TASK TO CARRY OUT - Give back exactly the lines from the one holding "Read this page and output its text content." to the bottom of the material, both included, and nothing more. No pictures.
* Start THE RECORDS *
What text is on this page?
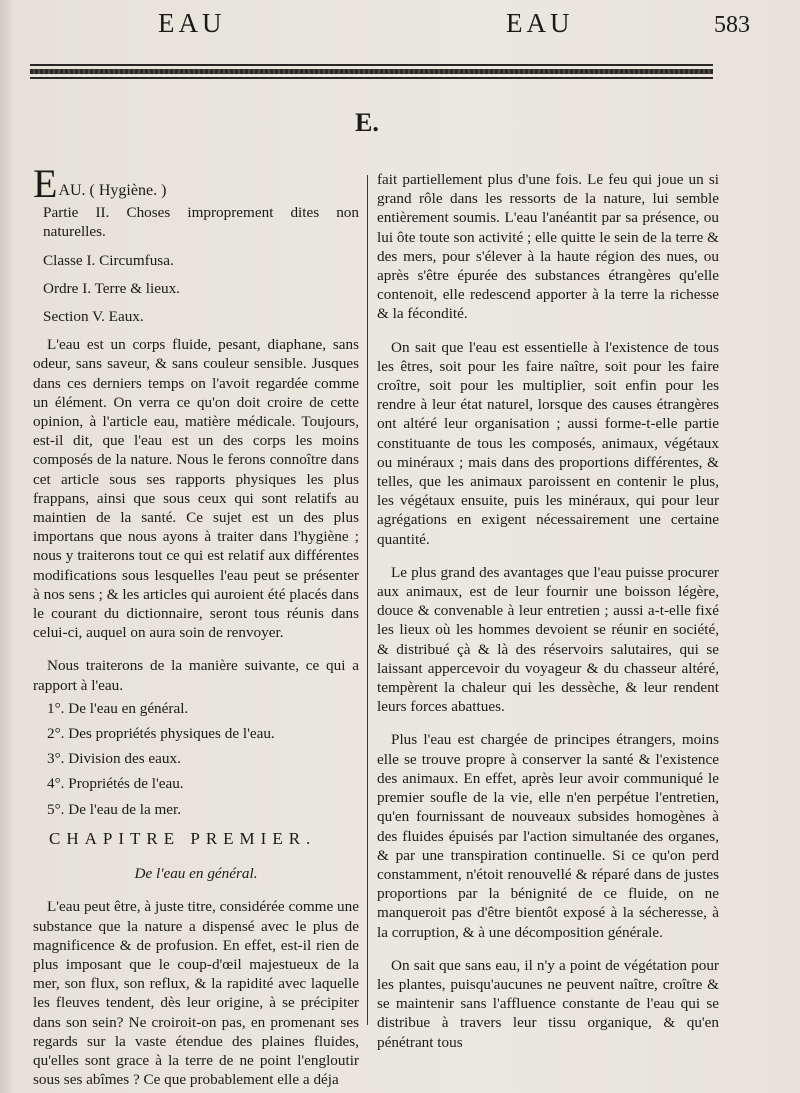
EAU	EAU	583
E.

EAU. ( Hygiène. )

Partie II. Choses improprement dites non naturelles.

Classe I. Circumfusa.

Ordre I. Terre & lieux.

Section V. Eaux.

L'eau est un corps fluide, pesant, diaphane, sans odeur, sans saveur, & sans couleur sensible. Jusques dans ces derniers temps on l'avoit regardée comme un élément. On verra ce qu'on doit croire de cette opinion, à l'article eau, matière médicale. Toujours, est-il dit, que l'eau est un des corps les moins composés de la nature. Nous le ferons connoître dans cet article sous ses rapports physiques les plus frappans, ainsi que sous ceux qui sont relatifs au maintien de la santé. Ce sujet est un des plus importans que nous ayons à traiter dans l'hygiène ; nous y traiterons tout ce qui est relatif aux différentes modifications sous lesquelles l'eau peut se présenter à nos sens ; & les articles qui auroient été placés dans le courant du dictionnaire, seront tous réunis dans celui-ci, auquel on aura soin de renvoyer.

Nous traiterons de la manière suivante, ce qui a rapport à l'eau.

1°. De l'eau en général.

2°. Des propriétés physiques de l'eau.

3°. Division des eaux.

4°. Propriétés de l'eau.

5°. De l'eau de la mer.

CHAPITRE PREMIER.

De l'eau en général.

L'eau peut être, à juste titre, considérée comme une substance que la nature a dispensé avec le plus de magnificence & de profusion. En effet, est-il rien de plus imposant que le coup-d'œil majestueux de la mer, son flux, son reflux, & la rapidité avec laquelle les fleuves tendent, dès leur origine, à se précipiter dans son sein? Ne croiroit-on pas, en promenant ses regards sur la vaste étendue des plaines fluides, qu'elles sont grace à la terre de ne point l'engloutir sous ses abîmes ? Ce que probablement elle a déja

fait partiellement plus d'une fois. Le feu qui joue un si grand rôle dans les ressorts de la nature, lui semble entièrement soumis. L'eau l'anéantit par sa présence, ou lui ôte toute son activité ; elle quitte le sein de la terre & des mers, pour s'élever à la haute région des nues, ou après s'être épurée des substances étrangères qu'elle contenoit, elle redescend apporter à la terre la richesse & la fécondité.

On sait que l'eau est essentielle à l'existence de tous les êtres, soit pour les faire naître, soit pour les faire croître, soit pour les multiplier, soit enfin pour les rendre à leur état naturel, lorsque des causes étrangères ont altéré leur organisation ; aussi forme-t-elle partie constituante de tous les composés, animaux, végétaux ou minéraux ; mais dans des proportions différentes, & telles, que les animaux paroissent en contenir le plus, les végétaux ensuite, puis les minéraux, qui pour leur agrégations en exigent nécessairement une certaine quantité.

Le plus grand des avantages que l'eau puisse procurer aux animaux, est de leur fournir une boisson légère, douce & convenable à leur entretien ; aussi a-t-elle fixé les lieux où les hommes devoient se réunir en société, & distribué çà & là des réservoirs salutaires, qui se laissant appercevoir du voyageur & du chasseur altéré, tempèrent la chaleur qui les dessèche, & leur rendent leurs forces abattues.

Plus l'eau est chargée de principes étrangers, moins elle se trouve propre à conserver la santé & l'existence des animaux. En effet, après leur avoir communiqué le premier soufle de la vie, elle n'en perpétue l'entretien, qu'en fournissant de nouveaux subsides homogènes à des fluides épuisés par l'action simultanée des organes, & par une transpiration continuelle. Si ce qu'on perd constamment, n'étoit renouvellé & réparé dans de justes proportions par la bénignité de ce fluide, on ne manqueroit pas d'être bientôt exposé à la sécheresse, à la corruption, & à une décomposition générale.

On sait que sans eau, il n'y a point de végétation pour les plantes, puisqu'aucunes ne peuvent naître, croître & se maintenir sans l'affluence constante de l'eau qui se distribue à travers leur tissu organique, & qu'en pénétrant tous
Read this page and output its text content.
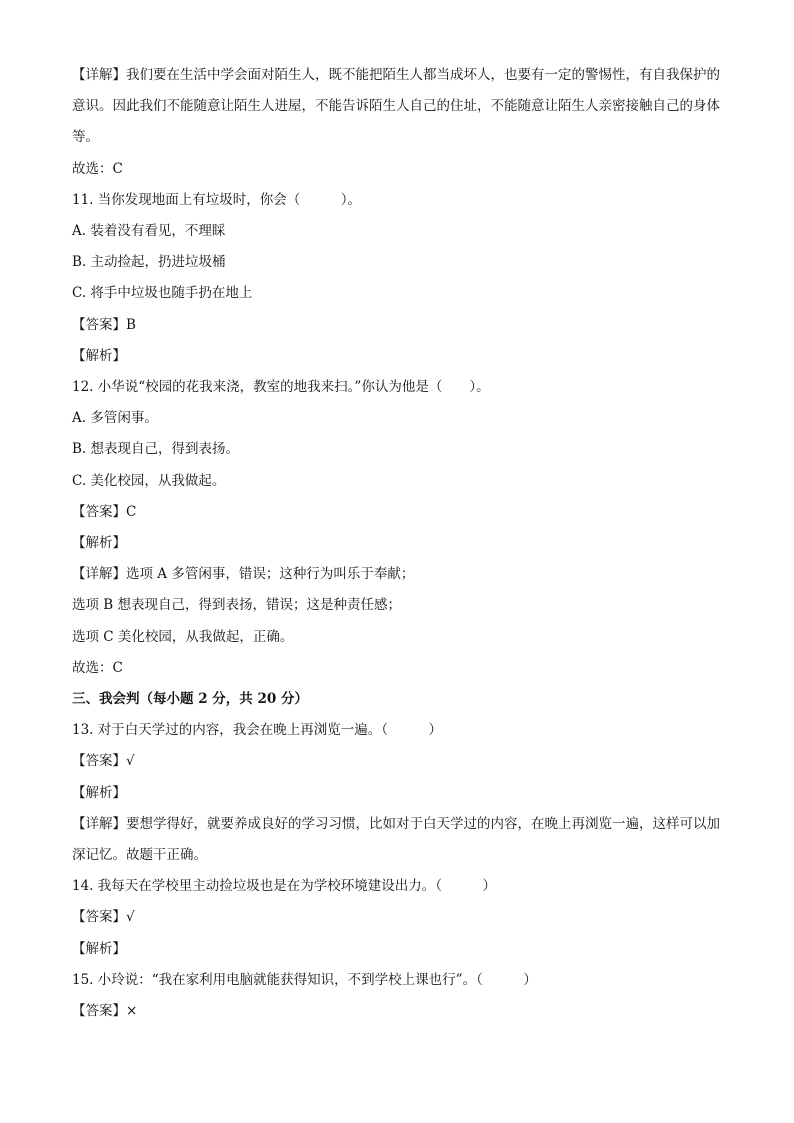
【详解】我们要在生活中学会面对陌生人，既不能把陌生人都当成坏人，也要有一定的警惕性，有自我保护的意识。因此我们不能随意让陌生人进屋，不能告诉陌生人自己的住址，不能随意让陌生人亲密接触自己的身体等。
故选：C
11. 当你发现地面上有垃圾时，你会（　　　）。
A. 装着没有看见，不理睬
B. 主动捡起，扔进垃圾桶
C. 将手中垃圾也随手扔在地上
【答案】B
【解析】
12. 小华说“校园的花我来浇，教室的地我来扫。”你认为他是（　　）。
A. 多管闲事。
B. 想表现自己，得到表扬。
C. 美化校园，从我做起。
【答案】C
【解析】
【详解】选项 A 多管闲事，错误；这种行为叫乐于奉献；
选项 B 想表现自己，得到表扬，错误；这是种责任感；
选项 C 美化校园，从我做起，正确。
故选：C
三、我会判（每小题 2 分，共 20 分）
13. 对于白天学过的内容，我会在晚上再浏览一遍。（　　　）
【答案】√
【解析】
【详解】要想学得好，就要养成良好的学习习惯，比如对于白天学过的内容，在晚上再浏览一遍，这样可以加深记忆。故题干正确。
14. 我每天在学校里主动捡垃圾也是在为学校环境建设出力。（　　　）
【答案】√
【解析】
15. 小玲说：“我在家利用电脑就能获得知识，不到学校上课也行”。（　　　）
【答案】×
* End THE RECORDS *
OUTPUT OF THE TASK -
Read this page and output its text content.
【详解】我们要在生活中学会面对陌生人，既不能把陌生人都当成坏人，也要有一定的警惕性，有自我保护的意识。因此我们不能随意让陌生人进屋，不能告诉陌生人自己的住址，不能随意让陌生人亲密接触自己的身体等。
故选：C
11. 当你发现地面上有垃圾时，你会（　　　）。
A. 装着没有看见，不理睬
B. 主动捡起，扔进垃圾桶
C. 将手中垃圾也随手扔在地上
【答案】B
【解析】
12. 小华说“校园的花我来浇，教室的地我来扫。”你认为他是（　　）。
A. 多管闲事。
B. 想表现自己，得到表扬。
C. 美化校园，从我做起。
【答案】C
【解析】
【详解】选项 A 多管闲事，错误；这种行为叫乐于奉献；
选项 B 想表现自己，得到表扬，错误；这是种责任感；
选项 C 美化校园，从我做起，正确。
故选：C
三、我会判（每小题 2 分，共 20 分）
13. 对于白天学过的内容，我会在晚上再浏览一遍。（　　　）
【答案】√
【解析】
【详解】要想学得好，就要养成良好的学习习惯，比如对于白天学过的内容，在晚上再浏览一遍，这样可以加深记忆。故题干正确。
14. 我每天在学校里主动捡垃圾也是在为学校环境建设出力。（　　　）
【答案】√
【解析】
15. 小玲说：“我在家利用电脑就能获得知识，不到学校上课也行”。（　　　）
【答案】×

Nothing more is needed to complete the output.